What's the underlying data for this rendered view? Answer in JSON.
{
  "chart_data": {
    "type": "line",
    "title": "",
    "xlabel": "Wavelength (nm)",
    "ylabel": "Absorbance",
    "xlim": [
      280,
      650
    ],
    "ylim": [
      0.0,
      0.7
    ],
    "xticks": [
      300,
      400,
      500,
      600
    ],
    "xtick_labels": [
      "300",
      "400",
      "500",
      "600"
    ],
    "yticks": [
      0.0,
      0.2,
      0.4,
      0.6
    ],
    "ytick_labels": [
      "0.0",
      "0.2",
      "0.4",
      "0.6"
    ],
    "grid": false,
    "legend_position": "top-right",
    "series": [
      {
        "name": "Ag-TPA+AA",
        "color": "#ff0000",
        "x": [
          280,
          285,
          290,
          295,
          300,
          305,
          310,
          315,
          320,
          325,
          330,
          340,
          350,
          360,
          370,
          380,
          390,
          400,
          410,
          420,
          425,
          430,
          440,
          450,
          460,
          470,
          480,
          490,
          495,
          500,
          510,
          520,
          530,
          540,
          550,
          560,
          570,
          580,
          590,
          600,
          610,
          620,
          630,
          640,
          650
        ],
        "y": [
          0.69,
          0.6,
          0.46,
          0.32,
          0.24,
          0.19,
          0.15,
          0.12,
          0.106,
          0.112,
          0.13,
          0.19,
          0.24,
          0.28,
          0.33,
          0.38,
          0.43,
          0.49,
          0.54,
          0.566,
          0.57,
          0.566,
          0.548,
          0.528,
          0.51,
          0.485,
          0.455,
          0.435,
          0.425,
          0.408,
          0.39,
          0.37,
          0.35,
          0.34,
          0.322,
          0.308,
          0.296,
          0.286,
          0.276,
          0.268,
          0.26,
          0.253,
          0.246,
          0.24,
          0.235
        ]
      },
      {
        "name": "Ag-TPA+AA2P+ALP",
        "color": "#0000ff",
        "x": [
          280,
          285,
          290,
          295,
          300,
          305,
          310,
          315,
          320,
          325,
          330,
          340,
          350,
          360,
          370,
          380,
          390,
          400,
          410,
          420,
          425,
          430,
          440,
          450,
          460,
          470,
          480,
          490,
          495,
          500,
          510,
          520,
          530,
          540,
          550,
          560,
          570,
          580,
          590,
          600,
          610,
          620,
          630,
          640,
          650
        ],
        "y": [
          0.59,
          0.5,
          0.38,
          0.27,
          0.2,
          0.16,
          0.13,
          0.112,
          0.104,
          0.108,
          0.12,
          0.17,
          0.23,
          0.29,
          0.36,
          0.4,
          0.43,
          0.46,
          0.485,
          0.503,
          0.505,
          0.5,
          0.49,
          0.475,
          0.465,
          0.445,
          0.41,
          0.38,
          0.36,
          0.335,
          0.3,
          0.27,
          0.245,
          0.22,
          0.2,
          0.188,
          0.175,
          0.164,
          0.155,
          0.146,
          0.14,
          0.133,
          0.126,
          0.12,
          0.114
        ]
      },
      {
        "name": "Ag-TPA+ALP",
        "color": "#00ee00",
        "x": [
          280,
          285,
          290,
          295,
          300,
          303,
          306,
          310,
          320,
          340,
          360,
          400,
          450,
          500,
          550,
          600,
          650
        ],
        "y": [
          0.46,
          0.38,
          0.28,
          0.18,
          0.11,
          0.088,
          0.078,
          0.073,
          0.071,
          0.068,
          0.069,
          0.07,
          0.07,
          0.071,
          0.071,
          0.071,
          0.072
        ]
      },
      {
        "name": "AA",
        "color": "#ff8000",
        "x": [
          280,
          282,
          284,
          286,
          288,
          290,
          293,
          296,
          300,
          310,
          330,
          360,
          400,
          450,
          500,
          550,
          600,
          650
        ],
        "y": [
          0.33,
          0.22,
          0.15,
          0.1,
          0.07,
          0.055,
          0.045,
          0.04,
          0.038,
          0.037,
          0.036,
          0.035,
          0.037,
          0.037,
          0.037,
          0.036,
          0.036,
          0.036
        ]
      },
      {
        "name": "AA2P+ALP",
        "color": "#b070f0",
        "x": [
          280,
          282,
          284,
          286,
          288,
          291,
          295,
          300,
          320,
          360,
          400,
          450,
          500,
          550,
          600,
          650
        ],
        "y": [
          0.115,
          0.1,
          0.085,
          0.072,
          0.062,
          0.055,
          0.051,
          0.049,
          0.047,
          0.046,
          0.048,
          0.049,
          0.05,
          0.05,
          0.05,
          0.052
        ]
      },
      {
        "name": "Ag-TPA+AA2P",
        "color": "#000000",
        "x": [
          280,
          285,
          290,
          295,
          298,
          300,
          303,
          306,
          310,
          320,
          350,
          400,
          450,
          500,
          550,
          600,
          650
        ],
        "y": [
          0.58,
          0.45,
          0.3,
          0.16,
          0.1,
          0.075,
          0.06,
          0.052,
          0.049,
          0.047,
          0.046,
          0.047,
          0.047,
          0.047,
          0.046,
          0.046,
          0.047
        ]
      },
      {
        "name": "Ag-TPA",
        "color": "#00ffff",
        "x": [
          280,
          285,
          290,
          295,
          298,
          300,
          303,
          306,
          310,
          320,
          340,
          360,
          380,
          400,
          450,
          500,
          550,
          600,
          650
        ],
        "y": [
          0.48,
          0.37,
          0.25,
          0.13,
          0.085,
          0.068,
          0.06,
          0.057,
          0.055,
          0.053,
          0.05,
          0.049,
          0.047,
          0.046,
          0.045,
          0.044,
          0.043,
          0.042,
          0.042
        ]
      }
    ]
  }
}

— What is required —
Tally the lines above containing "name". Answer with the count only.

— Answer —
7